### Supplied data

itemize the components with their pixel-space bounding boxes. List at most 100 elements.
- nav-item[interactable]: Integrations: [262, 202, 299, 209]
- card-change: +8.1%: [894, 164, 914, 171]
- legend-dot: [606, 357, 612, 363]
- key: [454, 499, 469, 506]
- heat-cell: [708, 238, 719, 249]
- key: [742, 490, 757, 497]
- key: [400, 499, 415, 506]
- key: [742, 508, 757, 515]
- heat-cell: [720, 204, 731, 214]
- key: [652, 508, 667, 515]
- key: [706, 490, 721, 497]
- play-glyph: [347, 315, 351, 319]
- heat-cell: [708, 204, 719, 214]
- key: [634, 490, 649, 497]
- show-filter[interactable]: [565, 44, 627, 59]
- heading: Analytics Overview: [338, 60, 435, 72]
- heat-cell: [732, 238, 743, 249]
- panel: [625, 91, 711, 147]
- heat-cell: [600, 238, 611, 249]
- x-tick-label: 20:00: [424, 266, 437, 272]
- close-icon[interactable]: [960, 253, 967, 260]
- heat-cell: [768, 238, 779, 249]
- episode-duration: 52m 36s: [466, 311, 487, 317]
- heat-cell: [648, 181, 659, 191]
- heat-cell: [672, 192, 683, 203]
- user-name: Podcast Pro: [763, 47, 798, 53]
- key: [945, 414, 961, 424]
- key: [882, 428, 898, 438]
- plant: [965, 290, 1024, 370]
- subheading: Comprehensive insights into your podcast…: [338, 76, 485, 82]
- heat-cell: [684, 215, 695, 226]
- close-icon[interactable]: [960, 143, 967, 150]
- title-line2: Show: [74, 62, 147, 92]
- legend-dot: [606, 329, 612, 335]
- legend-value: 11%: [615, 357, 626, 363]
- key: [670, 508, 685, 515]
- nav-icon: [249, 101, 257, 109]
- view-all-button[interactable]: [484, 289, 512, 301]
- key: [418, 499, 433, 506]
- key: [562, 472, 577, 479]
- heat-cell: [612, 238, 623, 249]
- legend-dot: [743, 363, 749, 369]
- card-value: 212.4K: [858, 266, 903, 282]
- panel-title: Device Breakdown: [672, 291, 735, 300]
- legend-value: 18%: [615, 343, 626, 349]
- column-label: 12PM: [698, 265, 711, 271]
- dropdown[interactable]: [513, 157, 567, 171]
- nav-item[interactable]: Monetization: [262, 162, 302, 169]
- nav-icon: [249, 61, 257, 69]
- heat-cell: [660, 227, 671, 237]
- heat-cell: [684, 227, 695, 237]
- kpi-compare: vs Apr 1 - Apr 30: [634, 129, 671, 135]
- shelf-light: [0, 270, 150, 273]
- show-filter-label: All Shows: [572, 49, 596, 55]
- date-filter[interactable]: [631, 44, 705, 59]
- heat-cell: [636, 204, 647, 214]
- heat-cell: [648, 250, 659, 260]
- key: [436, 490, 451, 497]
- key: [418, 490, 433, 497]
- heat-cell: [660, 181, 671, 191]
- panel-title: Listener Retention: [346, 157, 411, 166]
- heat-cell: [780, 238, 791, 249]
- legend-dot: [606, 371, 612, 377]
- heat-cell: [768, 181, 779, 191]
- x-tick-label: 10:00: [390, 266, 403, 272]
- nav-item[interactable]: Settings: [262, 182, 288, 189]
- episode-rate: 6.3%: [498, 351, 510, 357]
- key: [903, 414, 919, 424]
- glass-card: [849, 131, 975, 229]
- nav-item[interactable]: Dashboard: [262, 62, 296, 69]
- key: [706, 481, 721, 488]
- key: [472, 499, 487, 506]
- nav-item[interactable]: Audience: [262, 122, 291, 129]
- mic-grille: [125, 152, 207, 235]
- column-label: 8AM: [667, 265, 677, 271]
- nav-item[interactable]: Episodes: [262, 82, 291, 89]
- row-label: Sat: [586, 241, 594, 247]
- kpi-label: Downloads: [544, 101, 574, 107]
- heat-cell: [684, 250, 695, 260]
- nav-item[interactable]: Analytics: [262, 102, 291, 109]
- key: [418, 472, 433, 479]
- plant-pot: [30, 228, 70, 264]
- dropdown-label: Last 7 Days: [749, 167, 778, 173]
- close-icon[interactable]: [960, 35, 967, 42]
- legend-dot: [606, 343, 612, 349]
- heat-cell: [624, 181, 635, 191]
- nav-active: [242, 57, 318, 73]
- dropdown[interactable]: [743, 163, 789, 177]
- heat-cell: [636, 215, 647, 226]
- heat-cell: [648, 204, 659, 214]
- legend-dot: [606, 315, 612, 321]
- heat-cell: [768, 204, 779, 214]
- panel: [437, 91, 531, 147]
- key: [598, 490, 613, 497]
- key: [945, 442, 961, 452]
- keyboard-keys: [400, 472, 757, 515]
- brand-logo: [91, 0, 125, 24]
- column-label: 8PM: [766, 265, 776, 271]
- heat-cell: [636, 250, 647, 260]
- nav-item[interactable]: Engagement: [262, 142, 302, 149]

######

→ Task to complete: Please extract the stretch of the listing from its start through the line containing "- key: [706, 490, 721, 497]", repeating each line word for word. Include that final line.

→ Answer to the exercise:
itemize the components with their pixel-space bounding boxes. List at most 100 elements.
- nav-item[interactable]: Integrations: [262, 202, 299, 209]
- card-change: +8.1%: [894, 164, 914, 171]
- legend-dot: [606, 357, 612, 363]
- key: [454, 499, 469, 506]
- heat-cell: [708, 238, 719, 249]
- key: [742, 490, 757, 497]
- key: [400, 499, 415, 506]
- key: [742, 508, 757, 515]
- heat-cell: [720, 204, 731, 214]
- key: [652, 508, 667, 515]
- key: [706, 490, 721, 497]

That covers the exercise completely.